Exercise goal. Draw out every line with the word "this" from the listing below.

-- begin --

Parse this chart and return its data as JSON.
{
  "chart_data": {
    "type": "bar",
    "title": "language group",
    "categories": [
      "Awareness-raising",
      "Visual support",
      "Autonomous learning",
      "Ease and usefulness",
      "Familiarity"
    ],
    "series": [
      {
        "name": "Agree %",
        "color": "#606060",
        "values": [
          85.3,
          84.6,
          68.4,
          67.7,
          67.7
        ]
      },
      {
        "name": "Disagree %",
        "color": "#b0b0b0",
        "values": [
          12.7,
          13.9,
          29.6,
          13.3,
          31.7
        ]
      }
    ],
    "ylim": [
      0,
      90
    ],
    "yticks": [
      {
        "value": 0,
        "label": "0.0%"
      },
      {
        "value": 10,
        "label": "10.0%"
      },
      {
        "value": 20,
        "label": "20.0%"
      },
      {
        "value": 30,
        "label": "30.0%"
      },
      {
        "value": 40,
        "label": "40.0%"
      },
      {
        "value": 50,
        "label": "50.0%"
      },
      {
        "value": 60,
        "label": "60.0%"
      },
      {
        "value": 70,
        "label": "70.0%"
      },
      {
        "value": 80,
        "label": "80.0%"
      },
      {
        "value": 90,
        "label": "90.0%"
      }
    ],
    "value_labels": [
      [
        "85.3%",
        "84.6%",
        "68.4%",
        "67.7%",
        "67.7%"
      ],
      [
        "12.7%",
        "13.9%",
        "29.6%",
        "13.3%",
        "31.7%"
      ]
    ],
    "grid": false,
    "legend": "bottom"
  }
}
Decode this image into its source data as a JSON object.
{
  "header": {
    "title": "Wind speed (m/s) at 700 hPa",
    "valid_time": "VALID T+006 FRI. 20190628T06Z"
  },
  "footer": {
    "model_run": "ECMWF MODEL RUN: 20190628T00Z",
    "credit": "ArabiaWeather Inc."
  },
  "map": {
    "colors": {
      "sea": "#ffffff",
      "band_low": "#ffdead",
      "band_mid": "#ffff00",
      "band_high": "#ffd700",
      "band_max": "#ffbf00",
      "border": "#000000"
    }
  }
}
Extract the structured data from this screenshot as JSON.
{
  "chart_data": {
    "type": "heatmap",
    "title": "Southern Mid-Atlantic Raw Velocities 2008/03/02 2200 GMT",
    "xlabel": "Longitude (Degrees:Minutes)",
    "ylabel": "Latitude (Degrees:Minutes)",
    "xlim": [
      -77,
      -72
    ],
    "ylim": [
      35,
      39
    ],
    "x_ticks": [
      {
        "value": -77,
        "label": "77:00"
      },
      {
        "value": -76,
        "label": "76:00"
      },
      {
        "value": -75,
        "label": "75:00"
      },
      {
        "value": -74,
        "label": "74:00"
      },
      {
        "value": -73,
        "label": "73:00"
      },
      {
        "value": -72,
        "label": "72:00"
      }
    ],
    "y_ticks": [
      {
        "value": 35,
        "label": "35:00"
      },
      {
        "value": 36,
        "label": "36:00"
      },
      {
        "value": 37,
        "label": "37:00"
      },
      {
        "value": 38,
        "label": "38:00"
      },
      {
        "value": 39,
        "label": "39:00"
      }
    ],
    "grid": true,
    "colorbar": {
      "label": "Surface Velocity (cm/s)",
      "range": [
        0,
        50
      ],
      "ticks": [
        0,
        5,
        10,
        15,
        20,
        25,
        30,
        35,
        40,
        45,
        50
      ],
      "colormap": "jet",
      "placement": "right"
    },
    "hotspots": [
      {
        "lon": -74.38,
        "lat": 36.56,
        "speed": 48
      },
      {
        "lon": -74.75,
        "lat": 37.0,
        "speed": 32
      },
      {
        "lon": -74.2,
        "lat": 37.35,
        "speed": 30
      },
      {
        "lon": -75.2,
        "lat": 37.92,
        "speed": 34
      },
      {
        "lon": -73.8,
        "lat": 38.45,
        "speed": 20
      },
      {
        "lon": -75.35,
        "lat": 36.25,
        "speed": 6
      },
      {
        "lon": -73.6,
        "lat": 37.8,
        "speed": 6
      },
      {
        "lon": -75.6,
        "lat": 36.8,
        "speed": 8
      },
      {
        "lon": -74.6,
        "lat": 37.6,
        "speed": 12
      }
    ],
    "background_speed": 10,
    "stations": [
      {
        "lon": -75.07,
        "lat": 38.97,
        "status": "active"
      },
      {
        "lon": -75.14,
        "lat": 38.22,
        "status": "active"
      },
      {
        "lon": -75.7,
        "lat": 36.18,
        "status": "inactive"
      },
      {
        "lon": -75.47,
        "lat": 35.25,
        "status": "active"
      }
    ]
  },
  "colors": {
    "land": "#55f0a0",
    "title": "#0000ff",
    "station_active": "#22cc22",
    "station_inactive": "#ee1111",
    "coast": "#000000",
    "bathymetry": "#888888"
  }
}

-- end --

Solution.
Parse this chart and return its data as JSON.
Decode this image into its source data as a JSON object.
Extract the structured data from this screenshot as JSON.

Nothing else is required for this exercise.